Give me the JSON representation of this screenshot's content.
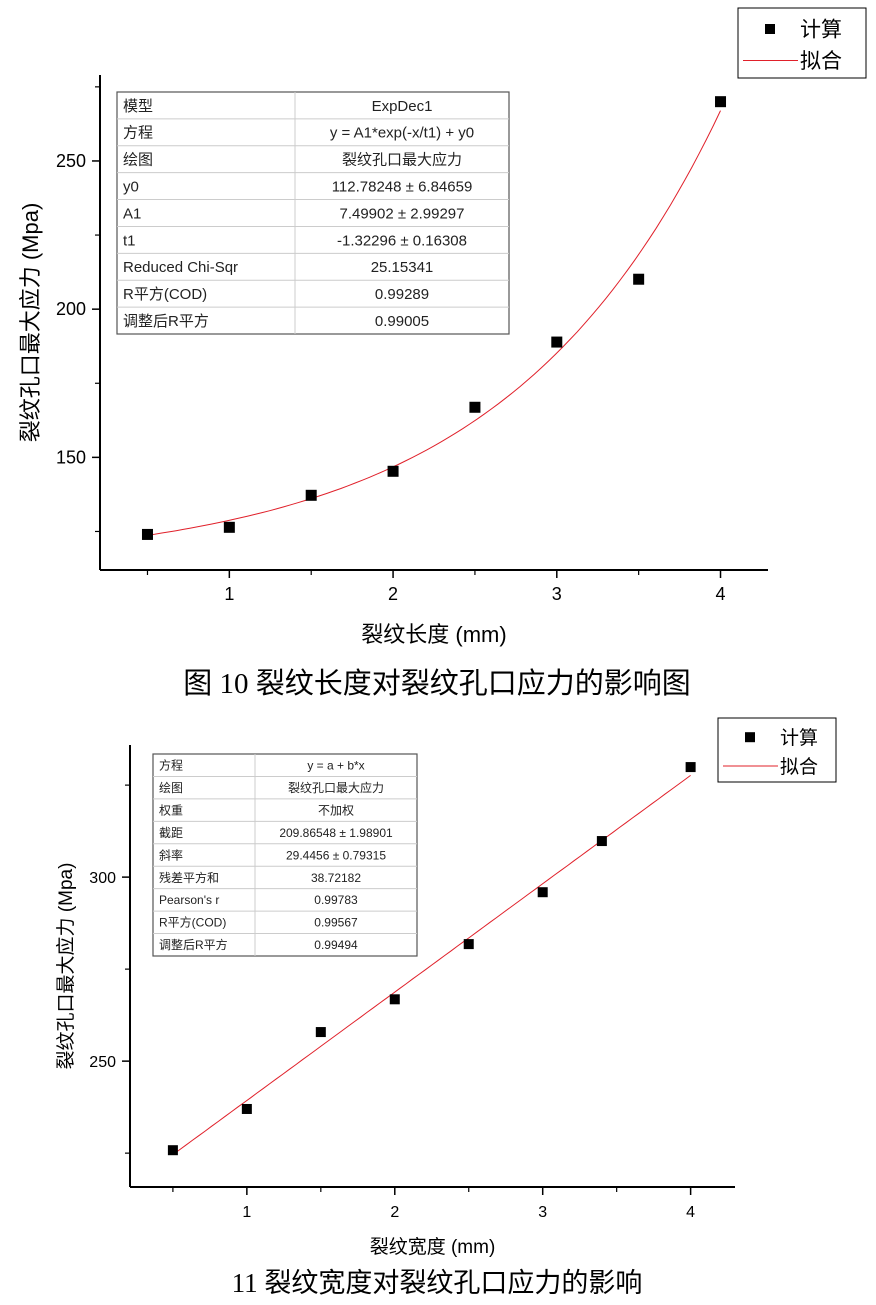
{
  "colors": {
    "fit": "#e0202a",
    "marker": "#000000",
    "axis": "#000000",
    "table_border": "#555555",
    "table_grid": "#cccccc"
  },
  "chart_data": [
    {
      "type": "scatter",
      "xlabel": "裂纹长度 (mm)",
      "ylabel": "裂纹孔口最大应力 (Mpa)",
      "caption": "图  10 裂纹长度对裂纹孔口应力的影响图",
      "xlim": [
        0.21,
        4.29
      ],
      "ylim": [
        112,
        279
      ],
      "xticks": [
        1,
        2,
        3,
        4
      ],
      "xminor": [
        0.5,
        1.5,
        2.5,
        3.5
      ],
      "yticks": [
        150,
        200,
        250
      ],
      "yminor": [
        125,
        175,
        225,
        275
      ],
      "grid": false,
      "legend_position": "top-right",
      "legend": [
        "计算",
        "拟合"
      ],
      "series": [
        {
          "name": "计算",
          "kind": "points",
          "x": [
            0.5,
            1,
            1.5,
            2,
            2.5,
            3,
            3.5,
            4
          ],
          "y": [
            124,
            126.4,
            137.2,
            145.3,
            166.9,
            188.9,
            210.1,
            270
          ]
        },
        {
          "name": "拟合",
          "kind": "expdec1",
          "params": {
            "y0": 112.78248,
            "A1": 7.49902,
            "t1": -1.32296
          },
          "xrange": [
            0.5,
            4
          ]
        }
      ],
      "table": [
        [
          "模型",
          "ExpDec1"
        ],
        [
          "方程",
          "y = A1*exp(-x/t1) + y0"
        ],
        [
          "绘图",
          "裂纹孔口最大应力"
        ],
        [
          "y0",
          "112.78248 ± 6.84659"
        ],
        [
          "A1",
          "7.49902 ± 2.99297"
        ],
        [
          "t1",
          "-1.32296 ± 0.16308"
        ],
        [
          "Reduced Chi-Sqr",
          "25.15341"
        ],
        [
          "R平方(COD)",
          "0.99289"
        ],
        [
          "调整后R平方",
          "0.99005"
        ]
      ]
    },
    {
      "type": "scatter",
      "xlabel": "裂纹宽度 (mm)",
      "ylabel": "裂纹孔口最大应力 (Mpa)",
      "caption": "11 裂纹宽度对裂纹孔口应力的影响",
      "xlim": [
        0.21,
        4.3
      ],
      "ylim": [
        215.8,
        335.9
      ],
      "xticks": [
        1,
        2,
        3,
        4
      ],
      "xminor": [
        0.5,
        1.5,
        2.5,
        3.5
      ],
      "yticks": [
        250,
        300
      ],
      "yminor": [
        225,
        275,
        325
      ],
      "grid": false,
      "legend_position": "top-right",
      "legend": [
        "计算",
        "拟合"
      ],
      "series": [
        {
          "name": "计算",
          "kind": "points",
          "x": [
            0.5,
            1,
            1.5,
            2,
            2.5,
            3,
            3.4,
            4
          ],
          "y": [
            225.8,
            237,
            257.9,
            266.8,
            281.8,
            295.9,
            309.8,
            329.9
          ]
        },
        {
          "name": "拟合",
          "kind": "linear",
          "params": {
            "a": 209.86548,
            "b": 29.4456
          },
          "xrange": [
            0.5,
            4
          ]
        }
      ],
      "table": [
        [
          "方程",
          "y = a + b*x"
        ],
        [
          "绘图",
          "裂纹孔口最大应力"
        ],
        [
          "权重",
          "不加权"
        ],
        [
          "截距",
          "209.86548 ± 1.98901"
        ],
        [
          "斜率",
          "29.4456 ± 0.79315"
        ],
        [
          "残差平方和",
          "38.72182"
        ],
        [
          "Pearson's r",
          "0.99783"
        ],
        [
          "R平方(COD)",
          "0.99567"
        ],
        [
          "调整后R平方",
          "0.99494"
        ]
      ]
    }
  ]
}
☆ ☆ ☆ ☆
WHAT TO WORK ON: Select, from the listing, all lines that include the word "kind".

RIGHT ANSWER:
          "kind": "points",
          "kind": "expdec1",
          "kind": "points",
          "kind": "linear",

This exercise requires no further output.